PROMPT:
Make an exact copy of the records, dropping all pictures.

DATASET EXCERPTS:
::::::::

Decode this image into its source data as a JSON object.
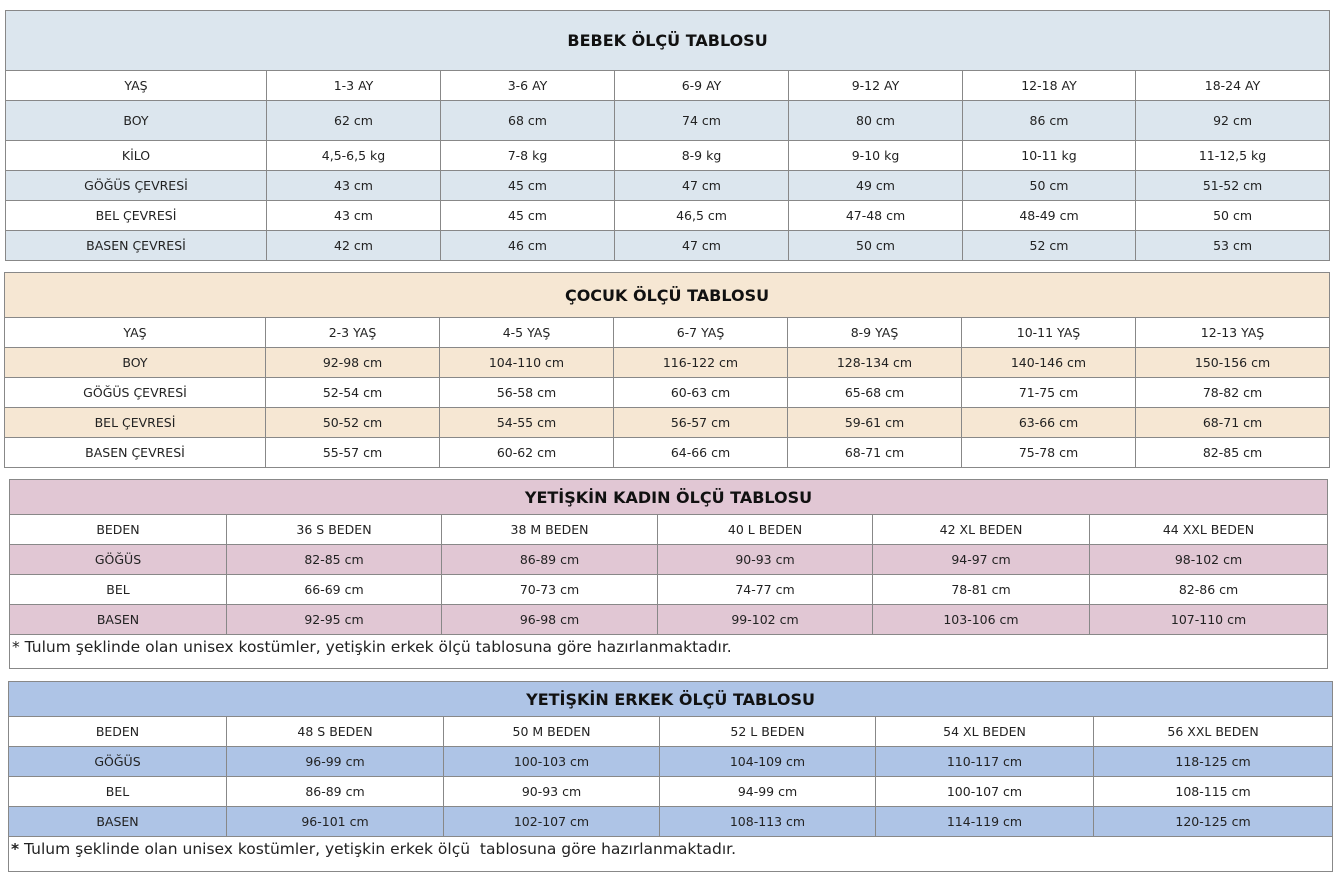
{
  "tables": [
    {
      "id": "bebek",
      "title": "BEBEK ÖLÇÜ TABLOSU",
      "color": "#dce6ee",
      "rows": [
        [
          "YAŞ",
          "1-3 AY",
          "3-6 AY",
          "6-9 AY",
          "9-12 AY",
          "12-18 AY",
          "18-24 AY"
        ],
        [
          "BOY",
          "62 cm",
          "68 cm",
          "74 cm",
          "80 cm",
          "86 cm",
          "92 cm"
        ],
        [
          "KİLO",
          "4,5-6,5 kg",
          "7-8 kg",
          "8-9 kg",
          "9-10 kg",
          "10-11 kg",
          "11-12,5 kg"
        ],
        [
          "GÖĞÜS ÇEVRESİ",
          "43 cm",
          "45 cm",
          "47 cm",
          "49 cm",
          "50 cm",
          "51-52 cm"
        ],
        [
          "BEL ÇEVRESİ",
          "43 cm",
          "45 cm",
          "46,5 cm",
          "47-48 cm",
          "48-49 cm",
          "50 cm"
        ],
        [
          "BASEN ÇEVRESİ",
          "42 cm",
          "46 cm",
          "47 cm",
          "50 cm",
          "52 cm",
          "53 cm"
        ]
      ]
    },
    {
      "id": "cocuk",
      "title": "ÇOCUK ÖLÇÜ TABLOSU",
      "color": "#f6e7d3",
      "rows": [
        [
          "YAŞ",
          "2-3 YAŞ",
          "4-5 YAŞ",
          "6-7 YAŞ",
          "8-9 YAŞ",
          "10-11 YAŞ",
          "12-13 YAŞ"
        ],
        [
          "BOY",
          "92-98 cm",
          "104-110 cm",
          "116-122 cm",
          "128-134 cm",
          "140-146 cm",
          "150-156 cm"
        ],
        [
          "GÖĞÜS ÇEVRESİ",
          "52-54 cm",
          "56-58 cm",
          "60-63 cm",
          "65-68 cm",
          "71-75 cm",
          "78-82 cm"
        ],
        [
          "BEL ÇEVRESİ",
          "50-52 cm",
          "54-55 cm",
          "56-57 cm",
          "59-61 cm",
          "63-66 cm",
          "68-71 cm"
        ],
        [
          "BASEN ÇEVRESİ",
          "55-57 cm",
          "60-62 cm",
          "64-66 cm",
          "68-71 cm",
          "75-78 cm",
          "82-85 cm"
        ]
      ]
    },
    {
      "id": "kadin",
      "title": "YETİŞKİN KADIN ÖLÇÜ TABLOSU",
      "color": "#e1c7d4",
      "rows": [
        [
          "BEDEN",
          "36 S BEDEN",
          "38 M BEDEN",
          "40 L BEDEN",
          "42 XL BEDEN",
          "44 XXL BEDEN"
        ],
        [
          "GÖĞÜS",
          "82-85 cm",
          "86-89 cm",
          "90-93 cm",
          "94-97 cm",
          "98-102 cm"
        ],
        [
          "BEL",
          "66-69 cm",
          "70-73 cm",
          "74-77 cm",
          "78-81 cm",
          "82-86 cm"
        ],
        [
          "BASEN",
          "92-95 cm",
          "96-98 cm",
          "99-102 cm",
          "103-106 cm",
          "107-110 cm"
        ]
      ],
      "note_star": "*",
      "note": " Tulum şeklinde olan unisex kostümler, yetişkin erkek ölçü tablosuna göre hazırlanmaktadır."
    },
    {
      "id": "erkek",
      "title": "YETİŞKİN ERKEK ÖLÇÜ TABLOSU",
      "color": "#aec4e6",
      "rows": [
        [
          "BEDEN",
          "48 S BEDEN",
          "50 M BEDEN",
          "52 L BEDEN",
          "54 XL BEDEN",
          "56 XXL BEDEN"
        ],
        [
          "GÖĞÜS",
          "96-99 cm",
          "100-103 cm",
          "104-109 cm",
          "110-117 cm",
          "118-125 cm"
        ],
        [
          "BEL",
          "86-89 cm",
          "90-93 cm",
          "94-99 cm",
          "100-107 cm",
          "108-115 cm"
        ],
        [
          "BASEN",
          "96-101 cm",
          "102-107 cm",
          "108-113 cm",
          "114-119 cm",
          "120-125 cm"
        ]
      ],
      "note_star": "*",
      "note": " Tulum şeklinde olan unisex kostümler, yetişkin erkek ölçü  tablosuna göre hazırlanmaktadır."
    }
  ]
}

::::::::

RESPONSE:
Decode this image into its source data as a JSON object.
{
  "tables": [
    {
      "id": "bebek",
      "title": "BEBEK ÖLÇÜ TABLOSU",
      "color": "#dce6ee",
      "rows": [
        [
          "YAŞ",
          "1-3 AY",
          "3-6 AY",
          "6-9 AY",
          "9-12 AY",
          "12-18 AY",
          "18-24 AY"
        ],
        [
          "BOY",
          "62 cm",
          "68 cm",
          "74 cm",
          "80 cm",
          "86 cm",
          "92 cm"
        ],
        [
          "KİLO",
          "4,5-6,5 kg",
          "7-8 kg",
          "8-9 kg",
          "9-10 kg",
          "10-11 kg",
          "11-12,5 kg"
        ],
        [
          "GÖĞÜS ÇEVRESİ",
          "43 cm",
          "45 cm",
          "47 cm",
          "49 cm",
          "50 cm",
          "51-52 cm"
        ],
        [
          "BEL ÇEVRESİ",
          "43 cm",
          "45 cm",
          "46,5 cm",
          "47-48 cm",
          "48-49 cm",
          "50 cm"
        ],
        [
          "BASEN ÇEVRESİ",
          "42 cm",
          "46 cm",
          "47 cm",
          "50 cm",
          "52 cm",
          "53 cm"
        ]
      ]
    },
    {
      "id": "cocuk",
      "title": "ÇOCUK ÖLÇÜ TABLOSU",
      "color": "#f6e7d3",
      "rows": [
        [
          "YAŞ",
          "2-3 YAŞ",
          "4-5 YAŞ",
          "6-7 YAŞ",
          "8-9 YAŞ",
          "10-11 YAŞ",
          "12-13 YAŞ"
        ],
        [
          "BOY",
          "92-98 cm",
          "104-110 cm",
          "116-122 cm",
          "128-134 cm",
          "140-146 cm",
          "150-156 cm"
        ],
        [
          "GÖĞÜS ÇEVRESİ",
          "52-54 cm",
          "56-58 cm",
          "60-63 cm",
          "65-68 cm",
          "71-75 cm",
          "78-82 cm"
        ],
        [
          "BEL ÇEVRESİ",
          "50-52 cm",
          "54-55 cm",
          "56-57 cm",
          "59-61 cm",
          "63-66 cm",
          "68-71 cm"
        ],
        [
          "BASEN ÇEVRESİ",
          "55-57 cm",
          "60-62 cm",
          "64-66 cm",
          "68-71 cm",
          "75-78 cm",
          "82-85 cm"
        ]
      ]
    },
    {
      "id": "kadin",
      "title": "YETİŞKİN KADIN ÖLÇÜ TABLOSU",
      "color": "#e1c7d4",
      "rows": [
        [
          "BEDEN",
          "36 S BEDEN",
          "38 M BEDEN",
          "40 L BEDEN",
          "42 XL BEDEN",
          "44 XXL BEDEN"
        ],
        [
          "GÖĞÜS",
          "82-85 cm",
          "86-89 cm",
          "90-93 cm",
          "94-97 cm",
          "98-102 cm"
        ],
        [
          "BEL",
          "66-69 cm",
          "70-73 cm",
          "74-77 cm",
          "78-81 cm",
          "82-86 cm"
        ],
        [
          "BASEN",
          "92-95 cm",
          "96-98 cm",
          "99-102 cm",
          "103-106 cm",
          "107-110 cm"
        ]
      ],
      "note_star": "*",
      "note": " Tulum şeklinde olan unisex kostümler, yetişkin erkek ölçü tablosuna göre hazırlanmaktadır."
    },
    {
      "id": "erkek",
      "title": "YETİŞKİN ERKEK ÖLÇÜ TABLOSU",
      "color": "#aec4e6",
      "rows": [
        [
          "BEDEN",
          "48 S BEDEN",
          "50 M BEDEN",
          "52 L BEDEN",
          "54 XL BEDEN",
          "56 XXL BEDEN"
        ],
        [
          "GÖĞÜS",
          "96-99 cm",
          "100-103 cm",
          "104-109 cm",
          "110-117 cm",
          "118-125 cm"
        ],
        [
          "BEL",
          "86-89 cm",
          "90-93 cm",
          "94-99 cm",
          "100-107 cm",
          "108-115 cm"
        ],
        [
          "BASEN",
          "96-101 cm",
          "102-107 cm",
          "108-113 cm",
          "114-119 cm",
          "120-125 cm"
        ]
      ],
      "note_star": "*",
      "note": " Tulum şeklinde olan unisex kostümler, yetişkin erkek ölçü  tablosuna göre hazırlanmaktadır."
    }
  ]
}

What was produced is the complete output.